- Text excerpt:

----

EPS(adjusted retroactive)
NT$ (1.97) NT$ 0.06

2016 Annual Business Plan Outline:

Strategy of Business Running:

The key factors of TGI’s stable growth are global macro-vision, broad-mindedness, and innovative production technologies. TGI has continued to accumulate the top technologies of glass production since establishment, and has continually promoted the popularity and use of high value-added energy-saving glass products to increase profitability, maintaining steady growth to provide good returns to shareholders as well as employees, and fulfilling corporate social responsibility by emphasizing the importance of environmental protection and energy saving.

Brief of Technology and R&D:

In response to the vast opportunities of the touch panel market, TG has built a production line making 0.33mm to 1.3mm electronic grade ultra-thin glass for use in touch panel/cover glass. TGI has applied for and received subsidies for “New product development plan Led by Science and Technology R&D Project of Ministry of Economic Affairs” from the Industrial Development Bureau in 2014.

----

- Information shown:
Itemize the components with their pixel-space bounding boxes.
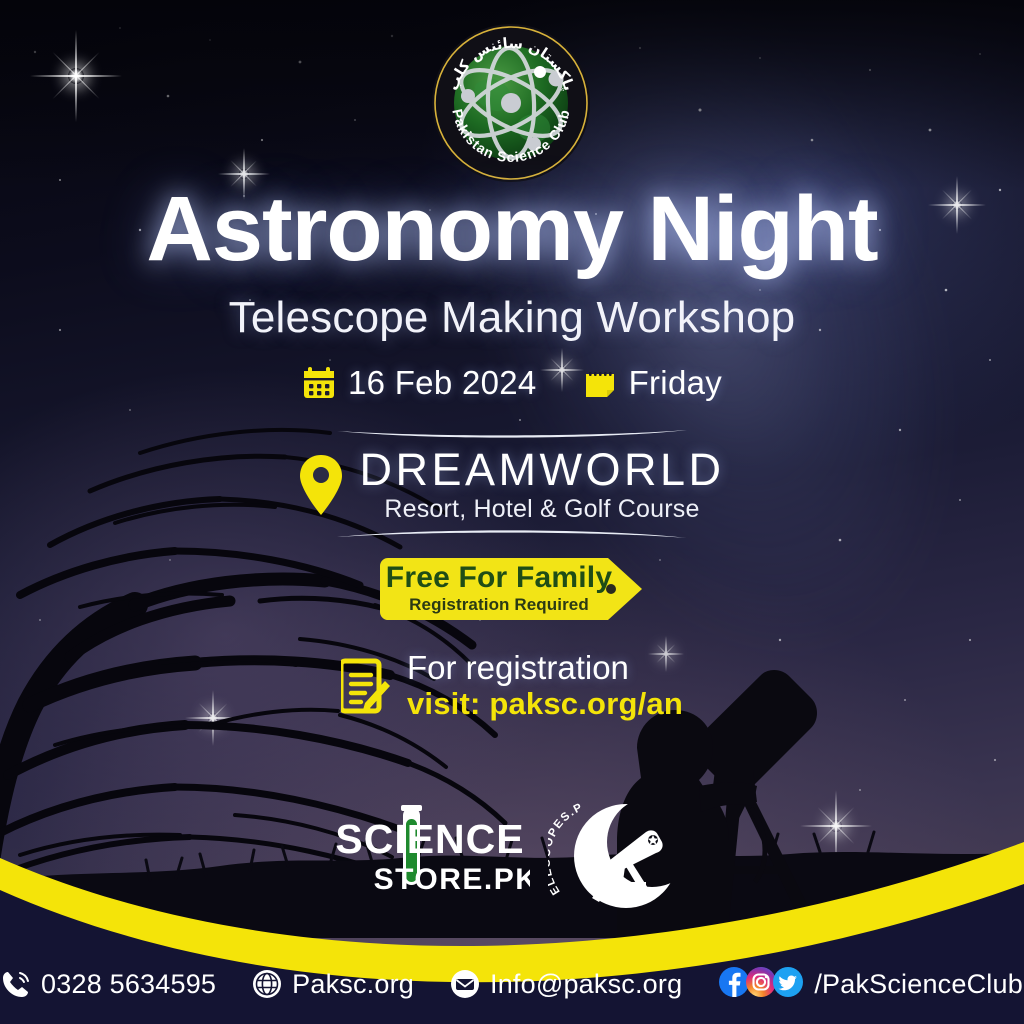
venue-name: DREAMWORLD (359, 446, 724, 493)
registration-line1: For registration (407, 650, 683, 686)
day-calendar-icon (583, 366, 617, 400)
phone-icon (1, 969, 31, 999)
footer-phone[interactable]: 0328 5634595 (1, 969, 216, 1000)
footer-email[interactable]: Info@paksc.org (450, 969, 682, 1000)
footer-contact-row: 0328 5634595 Paksc.org Info@paksc.org (0, 954, 1024, 1014)
event-date: 16 Feb 2024 (302, 364, 537, 402)
registration-block: For registration visit: paksc.org/an (0, 650, 1024, 722)
pakistan-science-club-logo: پاکستان سائنس کلب Pakistan Science Club (430, 22, 592, 184)
venue-subtitle: Resort, Hotel & Golf Course (384, 495, 699, 524)
venue-text: DREAMWORLD Resort, Hotel & Golf Course (359, 446, 724, 524)
event-day-text: Friday (629, 364, 723, 402)
tag-line2: Registration Required (409, 595, 589, 615)
astronomy-night-poster: پاکستان سائنس کلب Pakistan Science Club … (0, 0, 1024, 1024)
footer-phone-text: 0328 5634595 (41, 969, 216, 1000)
free-for-family-tag: Free For Family Registration Required (380, 558, 645, 620)
globe-icon (252, 969, 282, 999)
registration-text: For registration visit: paksc.org/an (407, 650, 683, 722)
price-tag-wrapper: Free For Family Registration Required (0, 558, 1024, 620)
envelope-icon (450, 969, 480, 999)
social-icons[interactable] (718, 966, 804, 1003)
form-edit-icon (341, 657, 393, 715)
tag-line1: Free For Family (386, 563, 612, 594)
venue-inner: DREAMWORLD Resort, Hotel & Golf Course (299, 446, 724, 524)
tag-label: Free For Family Registration Required (380, 558, 645, 620)
footer-website[interactable]: Paksc.org (252, 969, 414, 1000)
divider-line-top (337, 428, 687, 442)
event-day: Friday (583, 364, 723, 402)
registration-url[interactable]: visit: paksc.org/an (407, 686, 683, 722)
venue-block: DREAMWORLD Resort, Hotel & Golf Course (0, 428, 1024, 540)
footer-social-handle: /PakScienceClub (814, 969, 1023, 1000)
footer-website-text: Paksc.org (292, 969, 414, 1000)
twitter-icon[interactable] (772, 966, 804, 1003)
footer-social[interactable]: /PakScienceClub (718, 966, 1023, 1003)
poster-title: Astronomy Night (0, 183, 1024, 275)
event-date-text: 16 Feb 2024 (348, 364, 537, 402)
poster-subtitle: Telescope Making Workshop (0, 296, 1024, 340)
divider-line-bottom (337, 526, 687, 540)
event-date-row: 16 Feb 2024 Friday (0, 364, 1024, 402)
calendar-icon (302, 366, 336, 400)
footer-email-text: Info@paksc.org (490, 969, 682, 1000)
map-pin-icon (299, 454, 343, 516)
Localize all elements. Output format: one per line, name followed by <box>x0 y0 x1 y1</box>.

----

- Written instruction 1: Can you return the part of the glass company business plan that begins at the words "The key factors" and stops after the words "and energy saving."?
- Written instruction 2: Which factors does the glass company business plan name as key to TGI's stable growth?
- Written instruction 3: Could you continue the glass company business plan from its final sentence?

- Exercise response 1:
The key factors of TGI’s stable growth are global macro-vision, broad-mindedness, and innovative production technologies. TGI has continued to accumulate the top technologies of glass production since establishment, and has continually promoted the popularity and use of high value-added energy-saving glass products to increase profitability, maintaining steady growth to provide good returns to shareholders as well as employees, and fulfilling corporate social responsibility by emphasizing the importance of environmental protection and energy saving.

- Exercise response 2:
- Global macro-vision
- Broad-mindedness
- Innovative production technologies

- Exercise response 3:
The popularization of smart phones, tablets, cloud computing and Internet of Things (IoT) brings the rapid combination of electronic products and film, television, and wireless transmission. The demand for high-speed and high-frequency network is increase steadily, so TGI invested in a production line of low dielectric constant fiberglass fabric for applications in upstream material of high-speed and high-frequency substrate. In 2015, TGI applied for and received subsidies for the “Development Plan of Low Dielectric Constant Fiberglass Fabric for Material of High-speed and High-frequency Substrate” from the Industrial Development Bureau.

For the global trend of energy-saving and environment protection, TGI started to implement the R&D of vacuum glass and has built a new production line for the new product. In 2012, TGI applied for and received subsidies for the “Development Plans of Low Energy Consumption Vacuum Glass and Continuous Process Technology” from the Industrial Development Bureau.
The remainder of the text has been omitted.